(Problem statement): Read the records below and copy each line that contains "传统住宅代理".

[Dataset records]
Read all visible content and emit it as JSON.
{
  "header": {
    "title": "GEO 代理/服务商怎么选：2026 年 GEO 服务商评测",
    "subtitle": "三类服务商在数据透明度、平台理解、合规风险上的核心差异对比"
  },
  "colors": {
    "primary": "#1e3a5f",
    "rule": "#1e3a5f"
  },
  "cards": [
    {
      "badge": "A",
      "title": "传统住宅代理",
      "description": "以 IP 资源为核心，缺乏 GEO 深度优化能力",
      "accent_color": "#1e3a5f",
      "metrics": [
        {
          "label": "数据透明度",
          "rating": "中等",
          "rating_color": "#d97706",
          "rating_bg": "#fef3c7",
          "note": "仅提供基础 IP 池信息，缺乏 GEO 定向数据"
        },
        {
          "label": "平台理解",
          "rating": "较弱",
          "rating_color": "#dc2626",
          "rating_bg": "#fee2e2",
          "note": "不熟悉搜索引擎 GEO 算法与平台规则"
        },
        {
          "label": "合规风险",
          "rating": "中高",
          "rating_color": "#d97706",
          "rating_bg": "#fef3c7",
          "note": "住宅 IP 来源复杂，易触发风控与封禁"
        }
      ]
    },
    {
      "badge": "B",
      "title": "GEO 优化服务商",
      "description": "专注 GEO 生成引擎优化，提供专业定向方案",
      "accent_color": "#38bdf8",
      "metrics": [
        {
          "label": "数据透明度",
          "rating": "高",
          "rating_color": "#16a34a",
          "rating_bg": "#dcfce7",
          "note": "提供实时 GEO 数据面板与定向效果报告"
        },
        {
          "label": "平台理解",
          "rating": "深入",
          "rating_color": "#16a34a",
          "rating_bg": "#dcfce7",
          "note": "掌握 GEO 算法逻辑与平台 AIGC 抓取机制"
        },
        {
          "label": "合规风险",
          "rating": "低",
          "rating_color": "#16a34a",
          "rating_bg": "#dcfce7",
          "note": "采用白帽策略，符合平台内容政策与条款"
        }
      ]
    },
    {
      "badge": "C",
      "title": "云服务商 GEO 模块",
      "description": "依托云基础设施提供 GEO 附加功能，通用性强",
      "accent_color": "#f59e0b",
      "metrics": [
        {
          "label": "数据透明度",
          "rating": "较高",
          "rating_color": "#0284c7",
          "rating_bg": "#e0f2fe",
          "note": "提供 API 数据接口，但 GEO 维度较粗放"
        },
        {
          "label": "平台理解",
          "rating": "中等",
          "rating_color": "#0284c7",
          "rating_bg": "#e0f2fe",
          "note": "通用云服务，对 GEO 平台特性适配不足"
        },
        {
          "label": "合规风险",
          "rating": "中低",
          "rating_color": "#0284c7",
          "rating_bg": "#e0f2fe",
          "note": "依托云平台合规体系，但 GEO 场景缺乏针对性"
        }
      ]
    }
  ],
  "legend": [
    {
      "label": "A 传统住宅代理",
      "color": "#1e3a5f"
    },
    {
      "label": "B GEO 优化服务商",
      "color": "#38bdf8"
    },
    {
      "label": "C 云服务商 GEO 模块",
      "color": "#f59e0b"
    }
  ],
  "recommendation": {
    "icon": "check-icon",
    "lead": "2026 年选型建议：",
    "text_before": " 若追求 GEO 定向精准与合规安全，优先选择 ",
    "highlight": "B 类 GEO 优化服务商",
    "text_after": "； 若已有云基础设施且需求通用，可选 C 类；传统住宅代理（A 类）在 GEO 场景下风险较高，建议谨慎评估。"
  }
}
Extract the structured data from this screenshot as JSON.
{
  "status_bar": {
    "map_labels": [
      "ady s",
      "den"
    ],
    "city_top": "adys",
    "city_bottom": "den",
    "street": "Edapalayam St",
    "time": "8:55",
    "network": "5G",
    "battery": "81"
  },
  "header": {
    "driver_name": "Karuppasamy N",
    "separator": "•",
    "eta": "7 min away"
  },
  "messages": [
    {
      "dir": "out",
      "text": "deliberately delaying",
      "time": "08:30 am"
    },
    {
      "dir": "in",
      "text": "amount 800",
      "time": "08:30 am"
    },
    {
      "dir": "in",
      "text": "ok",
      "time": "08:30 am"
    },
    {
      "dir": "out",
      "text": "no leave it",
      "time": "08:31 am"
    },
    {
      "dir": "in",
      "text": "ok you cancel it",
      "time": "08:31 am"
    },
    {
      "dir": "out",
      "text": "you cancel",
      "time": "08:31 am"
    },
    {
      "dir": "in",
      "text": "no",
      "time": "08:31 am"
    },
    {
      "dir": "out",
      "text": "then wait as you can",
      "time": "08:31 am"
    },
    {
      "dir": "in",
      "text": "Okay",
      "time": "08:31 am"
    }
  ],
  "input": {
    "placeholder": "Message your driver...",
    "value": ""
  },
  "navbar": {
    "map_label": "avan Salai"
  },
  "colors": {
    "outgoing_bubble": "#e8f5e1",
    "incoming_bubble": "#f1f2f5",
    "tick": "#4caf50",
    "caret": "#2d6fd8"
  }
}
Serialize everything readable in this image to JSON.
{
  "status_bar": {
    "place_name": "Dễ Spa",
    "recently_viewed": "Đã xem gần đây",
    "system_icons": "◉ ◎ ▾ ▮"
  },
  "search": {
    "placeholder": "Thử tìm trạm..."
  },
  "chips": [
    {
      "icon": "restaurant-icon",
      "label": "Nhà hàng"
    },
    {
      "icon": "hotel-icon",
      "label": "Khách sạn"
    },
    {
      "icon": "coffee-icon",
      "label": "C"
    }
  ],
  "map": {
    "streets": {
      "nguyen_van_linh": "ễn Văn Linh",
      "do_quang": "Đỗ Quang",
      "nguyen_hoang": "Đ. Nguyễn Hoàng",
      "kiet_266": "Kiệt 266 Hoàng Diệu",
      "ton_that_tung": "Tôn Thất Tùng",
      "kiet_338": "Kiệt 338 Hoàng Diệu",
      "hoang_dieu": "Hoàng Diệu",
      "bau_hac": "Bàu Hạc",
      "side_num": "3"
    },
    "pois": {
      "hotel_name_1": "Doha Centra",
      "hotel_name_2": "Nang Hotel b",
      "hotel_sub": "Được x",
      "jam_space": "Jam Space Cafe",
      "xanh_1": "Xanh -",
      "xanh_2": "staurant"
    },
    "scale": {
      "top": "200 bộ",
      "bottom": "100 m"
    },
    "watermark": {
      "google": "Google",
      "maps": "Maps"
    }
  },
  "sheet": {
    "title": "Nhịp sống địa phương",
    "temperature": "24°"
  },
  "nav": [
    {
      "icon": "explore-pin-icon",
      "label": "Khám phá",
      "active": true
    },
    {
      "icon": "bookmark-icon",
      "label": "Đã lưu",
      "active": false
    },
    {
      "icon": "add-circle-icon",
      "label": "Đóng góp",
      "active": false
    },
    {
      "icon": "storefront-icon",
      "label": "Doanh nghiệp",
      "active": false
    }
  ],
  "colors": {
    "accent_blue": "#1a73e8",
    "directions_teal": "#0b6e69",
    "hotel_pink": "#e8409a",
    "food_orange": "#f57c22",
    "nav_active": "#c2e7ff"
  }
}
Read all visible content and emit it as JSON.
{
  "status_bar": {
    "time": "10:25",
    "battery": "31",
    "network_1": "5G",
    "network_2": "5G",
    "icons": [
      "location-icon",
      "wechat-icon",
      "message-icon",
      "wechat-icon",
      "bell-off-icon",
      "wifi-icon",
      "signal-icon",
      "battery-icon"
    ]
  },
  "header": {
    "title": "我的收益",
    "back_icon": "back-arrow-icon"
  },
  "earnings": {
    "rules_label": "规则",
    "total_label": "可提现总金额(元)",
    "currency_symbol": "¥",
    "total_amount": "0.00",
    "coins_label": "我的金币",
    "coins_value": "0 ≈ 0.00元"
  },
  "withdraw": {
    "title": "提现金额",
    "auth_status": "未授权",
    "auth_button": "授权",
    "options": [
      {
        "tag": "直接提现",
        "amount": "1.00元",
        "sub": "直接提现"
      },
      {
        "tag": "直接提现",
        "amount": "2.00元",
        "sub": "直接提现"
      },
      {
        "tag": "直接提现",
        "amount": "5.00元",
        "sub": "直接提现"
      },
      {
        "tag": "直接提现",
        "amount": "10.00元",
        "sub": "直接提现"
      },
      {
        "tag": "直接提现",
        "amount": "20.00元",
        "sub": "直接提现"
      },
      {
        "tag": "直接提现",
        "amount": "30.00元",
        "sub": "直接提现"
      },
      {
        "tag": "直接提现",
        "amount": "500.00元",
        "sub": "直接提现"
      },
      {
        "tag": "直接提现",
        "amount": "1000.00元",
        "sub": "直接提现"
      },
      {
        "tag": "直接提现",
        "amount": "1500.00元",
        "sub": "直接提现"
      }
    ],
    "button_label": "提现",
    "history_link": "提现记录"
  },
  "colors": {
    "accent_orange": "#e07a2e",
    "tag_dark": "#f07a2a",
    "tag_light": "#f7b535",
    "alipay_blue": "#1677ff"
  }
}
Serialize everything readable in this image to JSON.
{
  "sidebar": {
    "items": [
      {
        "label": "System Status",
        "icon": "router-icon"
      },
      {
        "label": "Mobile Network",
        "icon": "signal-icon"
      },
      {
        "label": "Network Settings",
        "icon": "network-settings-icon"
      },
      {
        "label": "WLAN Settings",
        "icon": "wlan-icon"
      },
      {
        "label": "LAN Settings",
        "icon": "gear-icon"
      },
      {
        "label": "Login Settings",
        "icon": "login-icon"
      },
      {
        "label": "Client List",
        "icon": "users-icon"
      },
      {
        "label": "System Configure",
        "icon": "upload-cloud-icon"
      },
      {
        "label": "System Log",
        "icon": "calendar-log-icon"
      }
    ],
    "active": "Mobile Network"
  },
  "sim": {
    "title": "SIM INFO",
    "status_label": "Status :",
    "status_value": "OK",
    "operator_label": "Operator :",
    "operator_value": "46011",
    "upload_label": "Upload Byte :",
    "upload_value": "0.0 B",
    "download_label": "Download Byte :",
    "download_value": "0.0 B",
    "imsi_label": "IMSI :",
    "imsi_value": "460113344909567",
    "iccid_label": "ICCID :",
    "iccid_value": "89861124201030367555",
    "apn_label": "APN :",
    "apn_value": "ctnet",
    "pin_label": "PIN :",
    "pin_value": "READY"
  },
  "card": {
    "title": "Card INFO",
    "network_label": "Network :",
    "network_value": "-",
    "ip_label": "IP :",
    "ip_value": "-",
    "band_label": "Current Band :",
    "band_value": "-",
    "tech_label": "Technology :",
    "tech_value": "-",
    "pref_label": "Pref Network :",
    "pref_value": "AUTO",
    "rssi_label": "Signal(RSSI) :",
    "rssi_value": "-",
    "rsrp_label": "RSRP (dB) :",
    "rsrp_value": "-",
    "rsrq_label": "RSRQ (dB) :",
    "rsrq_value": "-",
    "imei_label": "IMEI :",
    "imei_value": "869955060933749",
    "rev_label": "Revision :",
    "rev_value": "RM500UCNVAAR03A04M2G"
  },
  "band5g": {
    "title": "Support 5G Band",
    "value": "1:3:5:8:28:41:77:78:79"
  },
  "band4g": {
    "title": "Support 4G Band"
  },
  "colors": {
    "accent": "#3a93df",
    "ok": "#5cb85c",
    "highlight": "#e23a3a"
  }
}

(Output):
      "title": "传统住宅代理",
      "label": "A 传统住宅代理",
    "text_after": "； 若已有云基础设施且需求通用，可选 C 类；传统住宅代理（A 类）在 GEO 场景下风险较高，建议谨慎评估。"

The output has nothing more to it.